AIM: All of the records below need to be copied exactly.

-- BEGIN RECORD SET --

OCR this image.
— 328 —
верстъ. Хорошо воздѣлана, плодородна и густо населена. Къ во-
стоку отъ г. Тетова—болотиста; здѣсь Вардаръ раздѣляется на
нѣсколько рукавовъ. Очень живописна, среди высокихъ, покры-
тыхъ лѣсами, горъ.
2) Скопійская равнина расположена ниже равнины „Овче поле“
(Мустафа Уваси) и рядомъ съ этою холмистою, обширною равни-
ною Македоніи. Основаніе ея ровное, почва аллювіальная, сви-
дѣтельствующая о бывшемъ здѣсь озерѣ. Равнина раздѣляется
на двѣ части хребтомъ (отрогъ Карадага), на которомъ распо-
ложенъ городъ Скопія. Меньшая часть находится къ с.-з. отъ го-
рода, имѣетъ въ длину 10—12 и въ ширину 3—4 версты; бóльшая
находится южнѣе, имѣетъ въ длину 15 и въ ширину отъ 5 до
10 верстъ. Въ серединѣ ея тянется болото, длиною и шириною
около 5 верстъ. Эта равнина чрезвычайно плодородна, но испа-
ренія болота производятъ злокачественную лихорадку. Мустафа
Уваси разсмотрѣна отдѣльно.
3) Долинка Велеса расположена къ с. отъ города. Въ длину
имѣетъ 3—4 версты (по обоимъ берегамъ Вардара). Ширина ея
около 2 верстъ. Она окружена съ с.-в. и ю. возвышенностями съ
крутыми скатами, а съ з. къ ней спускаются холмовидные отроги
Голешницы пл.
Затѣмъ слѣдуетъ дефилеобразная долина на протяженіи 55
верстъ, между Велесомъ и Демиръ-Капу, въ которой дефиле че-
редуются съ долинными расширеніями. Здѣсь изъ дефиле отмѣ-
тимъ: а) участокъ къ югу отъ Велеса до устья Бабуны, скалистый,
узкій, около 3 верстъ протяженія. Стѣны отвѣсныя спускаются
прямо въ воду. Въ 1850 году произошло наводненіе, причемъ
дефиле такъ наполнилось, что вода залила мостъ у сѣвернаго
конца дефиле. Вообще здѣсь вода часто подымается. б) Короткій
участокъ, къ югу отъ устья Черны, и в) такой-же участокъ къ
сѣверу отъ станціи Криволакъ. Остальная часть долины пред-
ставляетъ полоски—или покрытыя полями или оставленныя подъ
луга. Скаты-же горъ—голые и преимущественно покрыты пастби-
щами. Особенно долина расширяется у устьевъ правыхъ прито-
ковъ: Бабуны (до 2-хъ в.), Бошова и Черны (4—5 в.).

-- END RECORD SET --

SOLUTION FOR THIS TASK:
OCR this image.
— 328 —
верстъ. Хорошо воздѣлана, плодородна и густо населена. Къ во-
стоку отъ г. Тетова—болотиста; здѣсь Вардаръ раздѣляется на
нѣсколько рукавовъ. Очень живописна, среди высокихъ, покры-
тыхъ лѣсами, горъ.
2) Скопійская равнина расположена ниже равнины „Овче поле“
(Мустафа Уваси) и рядомъ съ этою холмистою, обширною равни-
ною Македоніи. Основаніе ея ровное, почва аллювіальная, сви-
дѣтельствующая о бывшемъ здѣсь озерѣ. Равнина раздѣляется
на двѣ части хребтомъ (отрогъ Карадага), на которомъ распо-
ложенъ городъ Скопія. Меньшая часть находится къ с.-з. отъ го-
рода, имѣетъ въ длину 10—12 и въ ширину 3—4 версты; бóльшая
находится южнѣе, имѣетъ въ длину 15 и въ ширину отъ 5 до
10 верстъ. Въ серединѣ ея тянется болото, длиною и шириною
около 5 верстъ. Эта равнина чрезвычайно плодородна, но испа-
ренія болота производятъ злокачественную лихорадку. Мустафа
Уваси разсмотрѣна отдѣльно.
3) Долинка Велеса расположена къ с. отъ города. Въ длину
имѣетъ 3—4 версты (по обоимъ берегамъ Вардара). Ширина ея
около 2 верстъ. Она окружена съ с.-в. и ю. возвышенностями съ
крутыми скатами, а съ з. къ ней спускаются холмовидные отроги
Голешницы пл.
Затѣмъ слѣдуетъ дефилеобразная долина на протяженіи 55
верстъ, между Велесомъ и Демиръ-Капу, въ которой дефиле че-
редуются съ долинными расширеніями. Здѣсь изъ дефиле отмѣ-
тимъ: а) участокъ къ югу отъ Велеса до устья Бабуны, скалистый,
узкій, около 3 верстъ протяженія. Стѣны отвѣсныя спускаются
прямо въ воду. Въ 1850 году произошло наводненіе, причемъ
дефиле такъ наполнилось, что вода залила мостъ у сѣвернаго
конца дефиле. Вообще здѣсь вода часто подымается. б) Короткій
участокъ, къ югу отъ устья Черны, и в) такой-же участокъ къ
сѣверу отъ станціи Криволакъ. Остальная часть долины пред-
ставляетъ полоски—или покрытыя полями или оставленныя подъ
луга. Скаты-же горъ—голые и преимущественно покрыты пастби-
щами. Особенно долина расширяется у устьевъ правыхъ прито-
ковъ: Бабуны (до 2-хъ в.), Бошова и Черны (4—5 в.).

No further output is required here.